» **EXERCISE DESCRIPTION**
Repeat the data word for word. Do not include the pictures.

[Structured figure records]

________________________________________

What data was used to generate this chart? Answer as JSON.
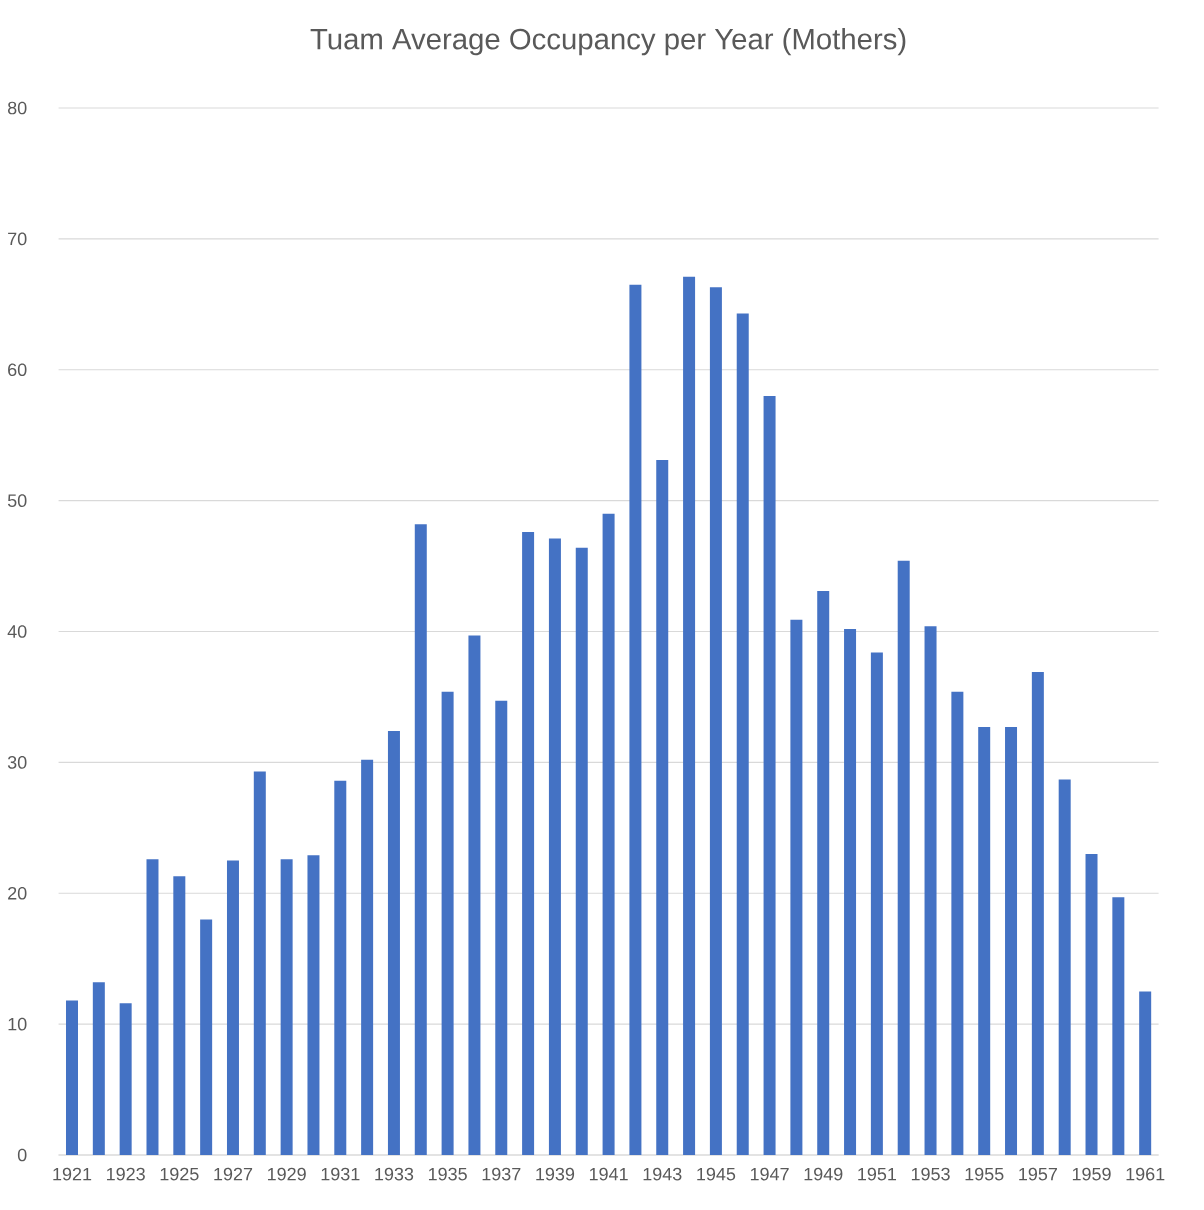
{
  "chart_data": {
    "type": "bar",
    "title": "Tuam Average Occupancy per Year (Mothers)",
    "categories": [
      "1921",
      null,
      "1923",
      null,
      "1925",
      null,
      "1927",
      null,
      "1929",
      null,
      "1931",
      null,
      "1933",
      null,
      "1935",
      null,
      "1937",
      null,
      "1939",
      null,
      "1941",
      null,
      "1943",
      null,
      "1945",
      null,
      "1947",
      null,
      "1949",
      null,
      "1951",
      null,
      "1953",
      null,
      "1955",
      null,
      "1957",
      null,
      "1959",
      null,
      "1961"
    ],
    "values": [
      11.8,
      13.2,
      11.6,
      22.6,
      21.3,
      18.0,
      22.5,
      29.3,
      22.6,
      22.9,
      28.6,
      30.2,
      32.4,
      48.2,
      35.4,
      39.7,
      34.7,
      47.6,
      47.1,
      46.4,
      49.0,
      66.5,
      53.1,
      67.1,
      66.3,
      64.3,
      58.0,
      40.9,
      43.1,
      40.2,
      38.4,
      45.4,
      40.4,
      35.4,
      32.7,
      32.7,
      36.9,
      28.7,
      23.0,
      19.7,
      12.5
    ],
    "color": "#4472c4",
    "ylim": [
      0,
      80
    ],
    "yticks": [
      0,
      10,
      20,
      30,
      40,
      50,
      60,
      70,
      80
    ],
    "grid": "y"
  }
}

________________________________________

» **ANSWER TO THE PROBLEM**
What data was used to generate this chart? Answer as JSON.
{
  "chart_data": {
    "type": "bar",
    "title": "Tuam Average Occupancy per Year (Mothers)",
    "categories": [
      "1921",
      null,
      "1923",
      null,
      "1925",
      null,
      "1927",
      null,
      "1929",
      null,
      "1931",
      null,
      "1933",
      null,
      "1935",
      null,
      "1937",
      null,
      "1939",
      null,
      "1941",
      null,
      "1943",
      null,
      "1945",
      null,
      "1947",
      null,
      "1949",
      null,
      "1951",
      null,
      "1953",
      null,
      "1955",
      null,
      "1957",
      null,
      "1959",
      null,
      "1961"
    ],
    "values": [
      11.8,
      13.2,
      11.6,
      22.6,
      21.3,
      18.0,
      22.5,
      29.3,
      22.6,
      22.9,
      28.6,
      30.2,
      32.4,
      48.2,
      35.4,
      39.7,
      34.7,
      47.6,
      47.1,
      46.4,
      49.0,
      66.5,
      53.1,
      67.1,
      66.3,
      64.3,
      58.0,
      40.9,
      43.1,
      40.2,
      38.4,
      45.4,
      40.4,
      35.4,
      32.7,
      32.7,
      36.9,
      28.7,
      23.0,
      19.7,
      12.5
    ],
    "color": "#4472c4",
    "ylim": [
      0,
      80
    ],
    "yticks": [
      0,
      10,
      20,
      30,
      40,
      50,
      60,
      70,
      80
    ],
    "grid": "y"
  }
}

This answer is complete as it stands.